• _Given request_:
From the entries below, count the lines with "this". Write only the count.

• _Input records_:
____
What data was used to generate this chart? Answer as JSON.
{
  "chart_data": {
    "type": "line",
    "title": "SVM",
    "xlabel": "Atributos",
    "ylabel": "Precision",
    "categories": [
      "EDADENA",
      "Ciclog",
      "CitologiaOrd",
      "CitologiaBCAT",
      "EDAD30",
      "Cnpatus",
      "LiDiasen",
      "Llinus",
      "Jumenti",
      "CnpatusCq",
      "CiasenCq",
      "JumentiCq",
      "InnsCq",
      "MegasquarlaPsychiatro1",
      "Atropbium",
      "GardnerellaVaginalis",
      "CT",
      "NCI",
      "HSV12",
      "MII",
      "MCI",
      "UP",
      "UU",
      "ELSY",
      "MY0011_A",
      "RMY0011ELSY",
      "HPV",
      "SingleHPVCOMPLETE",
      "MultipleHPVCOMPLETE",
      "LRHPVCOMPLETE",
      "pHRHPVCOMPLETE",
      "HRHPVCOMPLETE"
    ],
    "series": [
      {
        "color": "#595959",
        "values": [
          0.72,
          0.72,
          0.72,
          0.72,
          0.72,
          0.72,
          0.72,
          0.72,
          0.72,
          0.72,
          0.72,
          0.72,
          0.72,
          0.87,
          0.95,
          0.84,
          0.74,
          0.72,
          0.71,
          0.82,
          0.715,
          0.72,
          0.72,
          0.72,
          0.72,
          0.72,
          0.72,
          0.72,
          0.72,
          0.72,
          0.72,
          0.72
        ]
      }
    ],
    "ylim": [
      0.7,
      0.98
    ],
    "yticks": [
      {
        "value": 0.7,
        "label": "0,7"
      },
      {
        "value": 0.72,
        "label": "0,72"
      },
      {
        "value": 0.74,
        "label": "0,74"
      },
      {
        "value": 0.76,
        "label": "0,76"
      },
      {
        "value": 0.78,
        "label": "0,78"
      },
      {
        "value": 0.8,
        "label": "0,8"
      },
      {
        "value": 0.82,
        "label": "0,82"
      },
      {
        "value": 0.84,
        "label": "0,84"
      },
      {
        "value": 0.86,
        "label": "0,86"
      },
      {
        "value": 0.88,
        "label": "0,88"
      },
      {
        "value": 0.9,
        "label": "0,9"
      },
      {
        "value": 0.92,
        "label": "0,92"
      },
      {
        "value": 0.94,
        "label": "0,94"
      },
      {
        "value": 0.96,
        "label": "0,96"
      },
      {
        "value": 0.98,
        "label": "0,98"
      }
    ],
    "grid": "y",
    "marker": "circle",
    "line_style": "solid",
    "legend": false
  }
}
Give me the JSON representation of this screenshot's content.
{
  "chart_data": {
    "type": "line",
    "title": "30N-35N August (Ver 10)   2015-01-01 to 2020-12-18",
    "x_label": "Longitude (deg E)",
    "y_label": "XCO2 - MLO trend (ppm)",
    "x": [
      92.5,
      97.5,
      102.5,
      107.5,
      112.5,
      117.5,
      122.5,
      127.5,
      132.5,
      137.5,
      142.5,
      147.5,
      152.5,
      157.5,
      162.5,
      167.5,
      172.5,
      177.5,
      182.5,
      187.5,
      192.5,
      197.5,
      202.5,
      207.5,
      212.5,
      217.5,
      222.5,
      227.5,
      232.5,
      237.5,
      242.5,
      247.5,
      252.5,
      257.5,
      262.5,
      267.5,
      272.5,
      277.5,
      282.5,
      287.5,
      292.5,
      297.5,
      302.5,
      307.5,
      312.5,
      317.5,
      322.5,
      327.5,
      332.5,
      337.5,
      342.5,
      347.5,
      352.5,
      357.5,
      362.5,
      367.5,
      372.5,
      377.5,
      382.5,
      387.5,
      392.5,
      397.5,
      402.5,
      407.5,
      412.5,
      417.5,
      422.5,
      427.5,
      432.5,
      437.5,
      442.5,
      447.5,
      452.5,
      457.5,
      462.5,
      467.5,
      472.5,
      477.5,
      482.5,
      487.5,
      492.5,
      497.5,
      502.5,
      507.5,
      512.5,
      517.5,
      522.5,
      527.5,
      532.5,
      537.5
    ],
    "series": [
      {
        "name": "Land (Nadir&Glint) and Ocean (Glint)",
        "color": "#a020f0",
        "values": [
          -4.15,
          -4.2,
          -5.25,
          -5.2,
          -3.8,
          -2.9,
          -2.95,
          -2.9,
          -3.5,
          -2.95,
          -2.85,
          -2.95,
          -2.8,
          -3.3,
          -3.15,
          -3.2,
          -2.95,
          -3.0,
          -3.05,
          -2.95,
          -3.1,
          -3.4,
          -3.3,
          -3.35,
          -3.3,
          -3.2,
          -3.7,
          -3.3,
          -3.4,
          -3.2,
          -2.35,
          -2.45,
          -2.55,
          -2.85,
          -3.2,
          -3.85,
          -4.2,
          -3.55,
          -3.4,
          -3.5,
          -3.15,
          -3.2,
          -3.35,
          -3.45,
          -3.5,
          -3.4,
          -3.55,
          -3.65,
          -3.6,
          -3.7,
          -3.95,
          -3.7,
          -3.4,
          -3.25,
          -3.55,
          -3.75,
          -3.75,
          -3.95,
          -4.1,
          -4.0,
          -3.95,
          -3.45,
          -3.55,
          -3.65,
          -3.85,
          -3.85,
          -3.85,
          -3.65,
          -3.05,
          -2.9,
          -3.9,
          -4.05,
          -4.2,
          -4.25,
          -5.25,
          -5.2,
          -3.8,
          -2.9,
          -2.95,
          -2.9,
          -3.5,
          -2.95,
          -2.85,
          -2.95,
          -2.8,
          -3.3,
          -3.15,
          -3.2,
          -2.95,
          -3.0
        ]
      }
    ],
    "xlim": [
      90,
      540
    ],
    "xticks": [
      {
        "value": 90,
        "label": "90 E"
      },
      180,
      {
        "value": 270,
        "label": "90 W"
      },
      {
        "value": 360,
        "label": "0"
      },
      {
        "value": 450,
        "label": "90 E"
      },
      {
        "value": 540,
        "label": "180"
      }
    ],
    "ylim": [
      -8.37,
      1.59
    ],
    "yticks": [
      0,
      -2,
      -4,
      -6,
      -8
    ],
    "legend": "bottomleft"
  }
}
____
• _Full output_:
2